→ **Direction**
Repeat the records verbatim and leave the pictures out of your copy.

BEGIN Record excerpts

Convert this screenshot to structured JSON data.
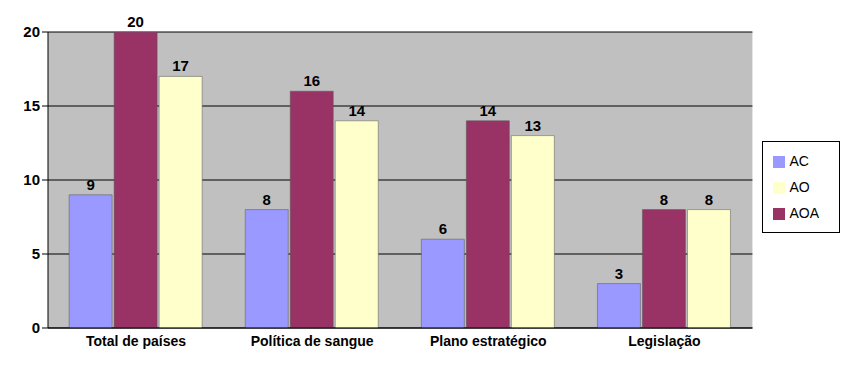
{
  "chart_data": {
    "type": "bar",
    "categories": [
      "Total de países",
      "Política de sangue",
      "Plano estratégico",
      "Legislação"
    ],
    "series": [
      {
        "name": "AC",
        "color": "#9999ff",
        "values": [
          9,
          8,
          6,
          3
        ]
      },
      {
        "name": "AOA",
        "color": "#993366",
        "values": [
          20,
          16,
          14,
          8
        ]
      },
      {
        "name": "AO",
        "color": "#ffffcc",
        "values": [
          17,
          14,
          13,
          8
        ]
      }
    ],
    "ylim": [
      0,
      20
    ],
    "yticks": [
      0,
      5,
      10,
      15,
      20
    ],
    "grid": true,
    "legend": "right",
    "data_labels": true
  }
}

END Record excerpts

→ **Task solution**
Convert this screenshot to structured JSON data.
{
  "chart_data": {
    "type": "bar",
    "categories": [
      "Total de países",
      "Política de sangue",
      "Plano estratégico",
      "Legislação"
    ],
    "series": [
      {
        "name": "AC",
        "color": "#9999ff",
        "values": [
          9,
          8,
          6,
          3
        ]
      },
      {
        "name": "AOA",
        "color": "#993366",
        "values": [
          20,
          16,
          14,
          8
        ]
      },
      {
        "name": "AO",
        "color": "#ffffcc",
        "values": [
          17,
          14,
          13,
          8
        ]
      }
    ],
    "ylim": [
      0,
      20
    ],
    "yticks": [
      0,
      5,
      10,
      15,
      20
    ],
    "grid": true,
    "legend": "right",
    "data_labels": true
  }
}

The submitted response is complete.